| The problem |
Pull every line containing the word "Priorities" from the records.

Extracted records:
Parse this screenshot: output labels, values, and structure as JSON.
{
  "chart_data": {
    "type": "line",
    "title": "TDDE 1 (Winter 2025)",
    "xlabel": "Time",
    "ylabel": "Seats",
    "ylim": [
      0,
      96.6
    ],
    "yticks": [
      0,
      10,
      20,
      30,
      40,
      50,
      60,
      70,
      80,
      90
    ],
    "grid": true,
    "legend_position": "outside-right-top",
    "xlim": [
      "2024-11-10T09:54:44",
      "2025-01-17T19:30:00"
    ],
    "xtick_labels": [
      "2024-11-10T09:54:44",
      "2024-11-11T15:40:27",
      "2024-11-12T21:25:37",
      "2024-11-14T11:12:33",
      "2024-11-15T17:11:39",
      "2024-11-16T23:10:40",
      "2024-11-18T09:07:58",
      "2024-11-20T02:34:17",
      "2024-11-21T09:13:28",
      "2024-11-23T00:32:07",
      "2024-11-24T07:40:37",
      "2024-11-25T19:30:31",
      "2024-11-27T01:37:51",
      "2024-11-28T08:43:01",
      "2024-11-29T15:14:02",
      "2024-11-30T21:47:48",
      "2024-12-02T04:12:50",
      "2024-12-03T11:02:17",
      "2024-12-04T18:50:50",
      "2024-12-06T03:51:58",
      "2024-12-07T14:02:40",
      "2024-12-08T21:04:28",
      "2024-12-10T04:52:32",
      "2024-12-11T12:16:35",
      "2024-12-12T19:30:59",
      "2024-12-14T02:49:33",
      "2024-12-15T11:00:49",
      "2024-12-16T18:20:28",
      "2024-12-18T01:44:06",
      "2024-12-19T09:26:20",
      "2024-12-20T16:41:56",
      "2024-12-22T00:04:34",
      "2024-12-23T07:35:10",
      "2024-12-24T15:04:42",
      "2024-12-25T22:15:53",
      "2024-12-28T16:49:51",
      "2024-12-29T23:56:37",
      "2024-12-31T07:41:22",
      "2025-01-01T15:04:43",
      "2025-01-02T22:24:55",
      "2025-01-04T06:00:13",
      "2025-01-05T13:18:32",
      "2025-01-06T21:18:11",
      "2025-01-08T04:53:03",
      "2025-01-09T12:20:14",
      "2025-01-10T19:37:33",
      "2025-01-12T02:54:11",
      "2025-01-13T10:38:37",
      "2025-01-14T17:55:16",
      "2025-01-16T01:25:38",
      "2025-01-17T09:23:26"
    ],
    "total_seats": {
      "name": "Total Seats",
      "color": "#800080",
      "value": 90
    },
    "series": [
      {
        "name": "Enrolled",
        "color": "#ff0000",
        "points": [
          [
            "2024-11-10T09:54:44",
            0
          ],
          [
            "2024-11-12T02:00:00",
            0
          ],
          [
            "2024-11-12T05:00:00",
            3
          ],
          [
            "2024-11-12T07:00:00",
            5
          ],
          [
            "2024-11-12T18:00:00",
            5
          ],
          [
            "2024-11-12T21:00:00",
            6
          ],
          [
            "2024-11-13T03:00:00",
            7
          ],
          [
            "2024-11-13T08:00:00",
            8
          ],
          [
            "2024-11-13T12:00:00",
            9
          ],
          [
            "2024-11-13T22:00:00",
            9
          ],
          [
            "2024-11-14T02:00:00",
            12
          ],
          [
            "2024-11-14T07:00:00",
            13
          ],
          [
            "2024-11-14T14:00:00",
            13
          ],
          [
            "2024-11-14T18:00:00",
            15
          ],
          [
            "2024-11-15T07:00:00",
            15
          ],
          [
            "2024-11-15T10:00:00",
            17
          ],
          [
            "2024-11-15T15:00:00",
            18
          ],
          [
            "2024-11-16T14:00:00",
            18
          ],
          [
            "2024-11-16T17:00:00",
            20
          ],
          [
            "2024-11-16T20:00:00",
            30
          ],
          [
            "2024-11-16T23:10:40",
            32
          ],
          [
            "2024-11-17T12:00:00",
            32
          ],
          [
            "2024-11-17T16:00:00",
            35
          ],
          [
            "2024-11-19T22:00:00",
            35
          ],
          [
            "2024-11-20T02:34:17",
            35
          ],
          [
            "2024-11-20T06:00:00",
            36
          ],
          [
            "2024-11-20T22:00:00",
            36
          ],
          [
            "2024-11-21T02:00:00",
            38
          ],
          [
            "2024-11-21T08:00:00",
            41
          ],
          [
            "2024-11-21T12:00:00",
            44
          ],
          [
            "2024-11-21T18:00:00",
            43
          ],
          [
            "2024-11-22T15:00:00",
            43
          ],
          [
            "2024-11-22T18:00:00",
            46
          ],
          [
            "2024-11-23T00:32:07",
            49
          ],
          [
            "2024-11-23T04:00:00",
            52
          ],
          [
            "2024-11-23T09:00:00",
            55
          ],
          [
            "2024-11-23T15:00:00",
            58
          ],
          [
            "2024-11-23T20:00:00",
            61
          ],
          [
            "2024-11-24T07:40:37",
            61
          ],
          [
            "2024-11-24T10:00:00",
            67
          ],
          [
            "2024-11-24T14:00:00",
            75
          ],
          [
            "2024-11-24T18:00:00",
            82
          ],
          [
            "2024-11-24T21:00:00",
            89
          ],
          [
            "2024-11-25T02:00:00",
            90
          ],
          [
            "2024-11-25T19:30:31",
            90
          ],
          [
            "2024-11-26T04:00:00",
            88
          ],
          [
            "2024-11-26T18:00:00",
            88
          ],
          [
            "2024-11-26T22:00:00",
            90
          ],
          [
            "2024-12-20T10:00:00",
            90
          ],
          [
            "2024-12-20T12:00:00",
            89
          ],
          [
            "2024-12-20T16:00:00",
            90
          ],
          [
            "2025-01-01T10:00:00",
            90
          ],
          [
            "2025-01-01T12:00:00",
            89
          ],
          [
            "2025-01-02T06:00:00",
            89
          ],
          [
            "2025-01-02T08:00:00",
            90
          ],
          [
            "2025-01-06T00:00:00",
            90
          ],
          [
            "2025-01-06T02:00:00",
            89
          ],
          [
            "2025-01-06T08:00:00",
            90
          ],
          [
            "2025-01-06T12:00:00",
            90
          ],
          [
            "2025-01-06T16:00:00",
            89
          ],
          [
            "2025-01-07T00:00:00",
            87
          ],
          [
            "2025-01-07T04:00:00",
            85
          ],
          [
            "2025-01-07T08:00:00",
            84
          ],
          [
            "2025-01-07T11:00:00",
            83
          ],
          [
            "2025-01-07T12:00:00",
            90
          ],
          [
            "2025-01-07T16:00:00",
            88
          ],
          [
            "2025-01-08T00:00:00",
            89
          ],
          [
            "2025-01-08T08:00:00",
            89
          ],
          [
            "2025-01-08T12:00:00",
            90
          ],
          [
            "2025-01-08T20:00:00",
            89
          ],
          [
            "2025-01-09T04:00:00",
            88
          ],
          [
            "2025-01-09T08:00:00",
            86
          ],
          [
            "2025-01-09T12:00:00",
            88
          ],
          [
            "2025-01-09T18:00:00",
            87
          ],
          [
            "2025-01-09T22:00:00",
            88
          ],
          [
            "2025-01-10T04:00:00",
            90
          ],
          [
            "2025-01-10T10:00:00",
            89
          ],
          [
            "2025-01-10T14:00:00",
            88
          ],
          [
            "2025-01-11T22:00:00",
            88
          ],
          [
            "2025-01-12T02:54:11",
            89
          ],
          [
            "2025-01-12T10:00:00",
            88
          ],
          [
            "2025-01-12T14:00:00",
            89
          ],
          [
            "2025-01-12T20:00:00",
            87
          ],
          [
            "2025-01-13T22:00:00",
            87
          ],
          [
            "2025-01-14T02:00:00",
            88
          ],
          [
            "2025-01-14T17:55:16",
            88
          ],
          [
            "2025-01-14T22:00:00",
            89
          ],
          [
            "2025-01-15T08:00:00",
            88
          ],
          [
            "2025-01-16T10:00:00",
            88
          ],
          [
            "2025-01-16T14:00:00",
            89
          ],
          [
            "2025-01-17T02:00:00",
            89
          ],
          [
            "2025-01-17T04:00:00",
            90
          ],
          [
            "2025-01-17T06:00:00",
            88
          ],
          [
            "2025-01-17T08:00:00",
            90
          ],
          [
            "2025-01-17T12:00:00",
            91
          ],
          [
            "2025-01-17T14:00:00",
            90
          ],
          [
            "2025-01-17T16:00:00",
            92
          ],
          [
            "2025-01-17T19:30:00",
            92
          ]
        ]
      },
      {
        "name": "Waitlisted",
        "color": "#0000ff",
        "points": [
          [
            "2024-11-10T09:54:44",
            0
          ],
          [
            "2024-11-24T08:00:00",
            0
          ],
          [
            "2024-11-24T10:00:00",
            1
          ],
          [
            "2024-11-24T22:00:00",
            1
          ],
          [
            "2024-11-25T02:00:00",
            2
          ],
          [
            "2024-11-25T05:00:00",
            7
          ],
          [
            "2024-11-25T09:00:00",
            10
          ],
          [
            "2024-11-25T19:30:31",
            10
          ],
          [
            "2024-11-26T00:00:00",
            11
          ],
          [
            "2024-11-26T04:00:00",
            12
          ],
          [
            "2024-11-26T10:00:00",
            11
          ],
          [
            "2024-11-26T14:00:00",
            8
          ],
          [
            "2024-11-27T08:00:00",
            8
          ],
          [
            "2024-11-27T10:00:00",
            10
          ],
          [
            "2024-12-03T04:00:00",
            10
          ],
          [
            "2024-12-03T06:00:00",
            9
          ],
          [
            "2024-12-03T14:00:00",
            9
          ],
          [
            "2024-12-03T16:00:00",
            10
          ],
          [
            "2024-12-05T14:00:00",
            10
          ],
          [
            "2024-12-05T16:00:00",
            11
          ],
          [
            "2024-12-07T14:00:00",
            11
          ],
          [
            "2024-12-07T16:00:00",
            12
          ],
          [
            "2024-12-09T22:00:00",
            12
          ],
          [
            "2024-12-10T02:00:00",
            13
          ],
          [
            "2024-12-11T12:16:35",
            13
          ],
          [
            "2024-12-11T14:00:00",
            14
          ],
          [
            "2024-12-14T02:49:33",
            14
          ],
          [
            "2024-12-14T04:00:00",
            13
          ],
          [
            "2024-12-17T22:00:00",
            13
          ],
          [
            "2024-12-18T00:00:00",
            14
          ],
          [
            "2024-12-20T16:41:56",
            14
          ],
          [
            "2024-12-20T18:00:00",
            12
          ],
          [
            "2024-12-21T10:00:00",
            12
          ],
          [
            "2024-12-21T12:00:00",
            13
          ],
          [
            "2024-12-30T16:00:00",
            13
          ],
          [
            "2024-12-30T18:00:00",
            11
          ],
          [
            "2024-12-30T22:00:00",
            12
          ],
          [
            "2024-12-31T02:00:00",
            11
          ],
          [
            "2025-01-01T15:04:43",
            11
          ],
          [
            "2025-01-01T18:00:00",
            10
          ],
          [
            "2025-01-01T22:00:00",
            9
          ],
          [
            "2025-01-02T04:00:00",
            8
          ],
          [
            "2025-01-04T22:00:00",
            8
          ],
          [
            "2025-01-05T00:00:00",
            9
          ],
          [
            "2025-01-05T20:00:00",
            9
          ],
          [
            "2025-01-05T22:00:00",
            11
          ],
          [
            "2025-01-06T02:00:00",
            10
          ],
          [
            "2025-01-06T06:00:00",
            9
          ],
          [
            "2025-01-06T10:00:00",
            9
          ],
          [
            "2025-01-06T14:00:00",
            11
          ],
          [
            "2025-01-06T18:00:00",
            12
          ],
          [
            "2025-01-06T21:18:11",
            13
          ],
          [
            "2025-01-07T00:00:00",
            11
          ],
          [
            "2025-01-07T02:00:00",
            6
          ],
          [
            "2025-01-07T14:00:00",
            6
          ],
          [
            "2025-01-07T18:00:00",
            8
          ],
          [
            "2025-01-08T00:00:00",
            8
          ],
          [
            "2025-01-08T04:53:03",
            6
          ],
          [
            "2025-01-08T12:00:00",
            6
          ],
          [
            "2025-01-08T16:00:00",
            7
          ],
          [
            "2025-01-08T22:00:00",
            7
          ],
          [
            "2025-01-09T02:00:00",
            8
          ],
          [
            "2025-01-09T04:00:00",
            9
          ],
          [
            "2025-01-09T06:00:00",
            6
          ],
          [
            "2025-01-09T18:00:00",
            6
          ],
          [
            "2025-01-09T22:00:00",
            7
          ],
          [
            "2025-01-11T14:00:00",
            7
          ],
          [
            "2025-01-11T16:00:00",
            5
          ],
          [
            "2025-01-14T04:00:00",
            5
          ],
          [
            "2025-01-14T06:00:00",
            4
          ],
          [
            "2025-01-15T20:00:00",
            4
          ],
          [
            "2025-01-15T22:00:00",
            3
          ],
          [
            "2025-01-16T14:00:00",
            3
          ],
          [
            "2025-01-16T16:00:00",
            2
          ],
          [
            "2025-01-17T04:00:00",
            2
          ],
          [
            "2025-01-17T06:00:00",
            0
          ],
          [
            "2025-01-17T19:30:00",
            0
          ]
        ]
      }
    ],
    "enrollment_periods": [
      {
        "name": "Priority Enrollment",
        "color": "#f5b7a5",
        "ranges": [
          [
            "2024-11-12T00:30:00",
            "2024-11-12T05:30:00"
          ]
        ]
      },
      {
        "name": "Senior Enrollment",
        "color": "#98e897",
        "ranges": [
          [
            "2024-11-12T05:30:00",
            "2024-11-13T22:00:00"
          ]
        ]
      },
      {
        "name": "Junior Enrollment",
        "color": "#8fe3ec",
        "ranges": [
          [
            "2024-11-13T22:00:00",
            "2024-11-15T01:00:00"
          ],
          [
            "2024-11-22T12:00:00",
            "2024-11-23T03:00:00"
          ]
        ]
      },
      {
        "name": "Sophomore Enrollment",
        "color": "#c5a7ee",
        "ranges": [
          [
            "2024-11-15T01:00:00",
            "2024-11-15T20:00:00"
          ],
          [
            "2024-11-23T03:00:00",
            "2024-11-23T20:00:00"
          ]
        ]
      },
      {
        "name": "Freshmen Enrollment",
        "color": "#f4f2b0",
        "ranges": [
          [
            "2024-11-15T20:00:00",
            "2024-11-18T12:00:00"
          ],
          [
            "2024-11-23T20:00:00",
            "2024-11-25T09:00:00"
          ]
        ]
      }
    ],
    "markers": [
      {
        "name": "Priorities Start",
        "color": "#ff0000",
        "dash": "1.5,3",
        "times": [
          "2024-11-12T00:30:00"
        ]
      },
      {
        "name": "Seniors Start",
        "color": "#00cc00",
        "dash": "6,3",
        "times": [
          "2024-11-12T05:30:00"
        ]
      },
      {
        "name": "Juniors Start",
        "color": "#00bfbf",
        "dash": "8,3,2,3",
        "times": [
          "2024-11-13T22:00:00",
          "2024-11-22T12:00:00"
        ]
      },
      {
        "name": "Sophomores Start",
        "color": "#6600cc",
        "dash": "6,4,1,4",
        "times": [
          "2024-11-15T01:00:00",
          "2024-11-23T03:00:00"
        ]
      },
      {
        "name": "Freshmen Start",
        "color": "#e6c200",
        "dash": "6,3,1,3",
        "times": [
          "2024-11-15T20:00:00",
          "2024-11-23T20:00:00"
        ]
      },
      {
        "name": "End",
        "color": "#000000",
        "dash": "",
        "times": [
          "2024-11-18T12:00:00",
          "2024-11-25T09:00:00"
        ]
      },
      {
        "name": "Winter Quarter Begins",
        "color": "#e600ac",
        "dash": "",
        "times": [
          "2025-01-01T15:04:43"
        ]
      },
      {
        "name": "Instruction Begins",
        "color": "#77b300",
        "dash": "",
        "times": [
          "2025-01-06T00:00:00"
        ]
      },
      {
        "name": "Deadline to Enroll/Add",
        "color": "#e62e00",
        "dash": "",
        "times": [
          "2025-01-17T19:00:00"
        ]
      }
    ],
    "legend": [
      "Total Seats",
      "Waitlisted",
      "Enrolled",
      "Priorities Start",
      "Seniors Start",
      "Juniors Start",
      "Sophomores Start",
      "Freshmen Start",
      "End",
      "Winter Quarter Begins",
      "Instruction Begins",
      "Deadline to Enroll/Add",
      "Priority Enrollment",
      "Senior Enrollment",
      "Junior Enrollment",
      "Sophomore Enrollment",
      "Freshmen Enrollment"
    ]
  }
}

| Task result |
        "name": "Priorities Start",
      "Priorities Start",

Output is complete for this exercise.